--- start Supplied material ---
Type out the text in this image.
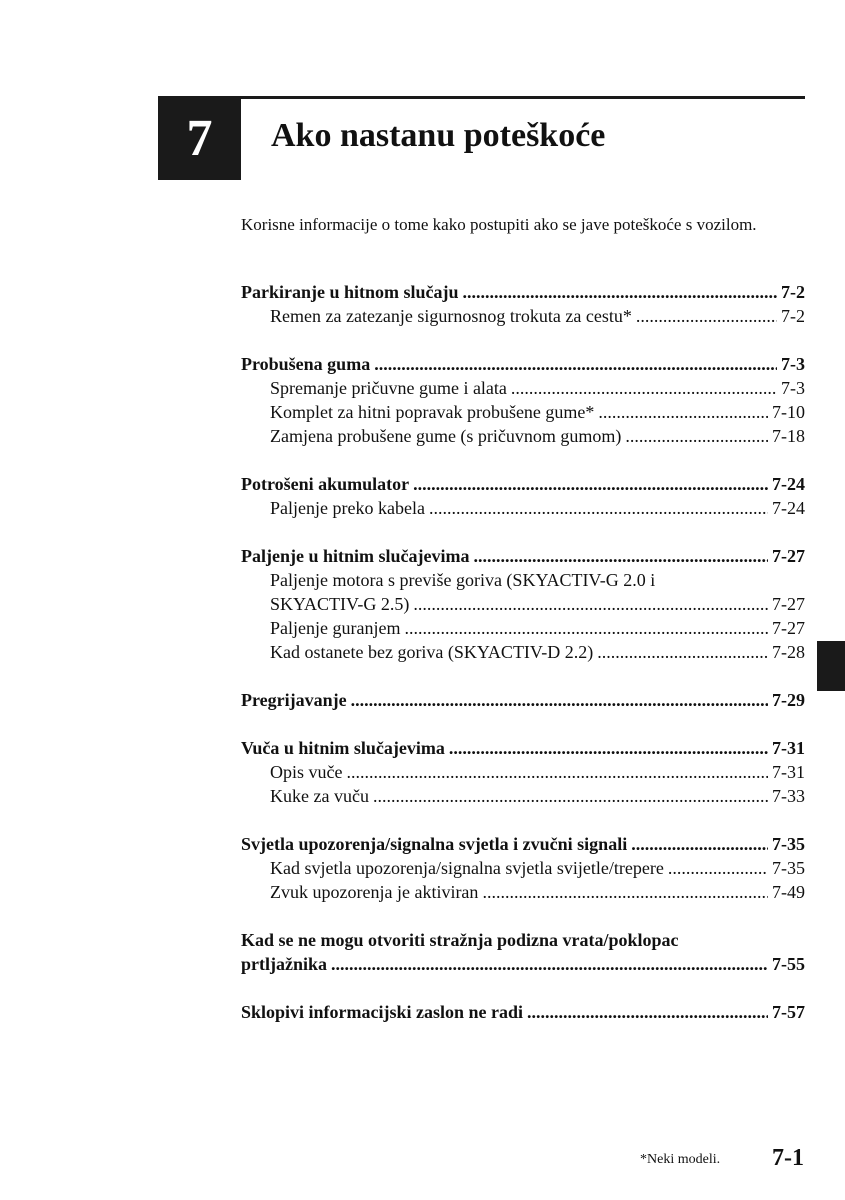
7 Ako nastanu poteškoće
Korisne informacije o tome kako postupiti ako se jave poteškoće s vozilom.
Parkiranje u hitnom slučaju .....	7-2
Remen za zatezanje sigurnosnog trokuta za cestu* .....	7-2
Probušena guma .....	7-3
Spremanje pričuvne gume i alata .....	7-3
Komplet za hitni popravak probušene gume* .....	7-10
Zamjena probušene gume (s pričuvnom gumom) .....	7-18
Potrošeni akumulator .....	7-24
Paljenje preko kabela .....	7-24
Paljenje u hitnim slučajevima .....	7-27
Paljenje motora s previše goriva (SKYACTIV-G 2.0 i
SKYACTIV-G 2.5) .....	7-27
Paljenje guranjem .....	7-27
Kad ostanete bez goriva (SKYACTIV-D 2.2) .....	7-28
Pregrijavanje .....	7-29
Vuča u hitnim slučajevima .....	7-31
Opis vuče .....	7-31
Kuke za vuču .....	7-33
Svjetla upozorenja/signalna svjetla i zvučni signali .....	7-35
Kad svjetla upozorenja/signalna svjetla svijetle/trepere .....	7-35
Zvuk upozorenja je aktiviran .....	7-49
Kad se ne mogu otvoriti stražnja podizna vrata/poklopac
prtljažnika .....	7-55
Sklopivi informacijski zaslon ne radi .....	7-57
*Neki modeli. 7-1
--- end Supplied material ---
• Work instructions: Reproduce the entries above exactly. Do not include the images.

• Correct answer:
Type out the text in this image.
7 Ako nastanu poteškoće
Korisne informacije o tome kako postupiti ako se jave poteškoće s vozilom.
Parkiranje u hitnom slučaju .....	7-2
Remen za zatezanje sigurnosnog trokuta za cestu* .....	7-2
Probušena guma .....	7-3
Spremanje pričuvne gume i alata .....	7-3
Komplet za hitni popravak probušene gume* .....	7-10
Zamjena probušene gume (s pričuvnom gumom) .....	7-18
Potrošeni akumulator .....	7-24
Paljenje preko kabela .....	7-24
Paljenje u hitnim slučajevima .....	7-27
Paljenje motora s previše goriva (SKYACTIV-G 2.0 i
SKYACTIV-G 2.5) .....	7-27
Paljenje guranjem .....	7-27
Kad ostanete bez goriva (SKYACTIV-D 2.2) .....	7-28
Pregrijavanje .....	7-29
Vuča u hitnim slučajevima .....	7-31
Opis vuče .....	7-31
Kuke za vuču .....	7-33
Svjetla upozorenja/signalna svjetla i zvučni signali .....	7-35
Kad svjetla upozorenja/signalna svjetla svijetle/trepere .....	7-35
Zvuk upozorenja je aktiviran .....	7-49
Kad se ne mogu otvoriti stražnja podizna vrata/poklopac
prtljažnika .....	7-55
Sklopivi informacijski zaslon ne radi .....	7-57
*Neki modeli. 7-1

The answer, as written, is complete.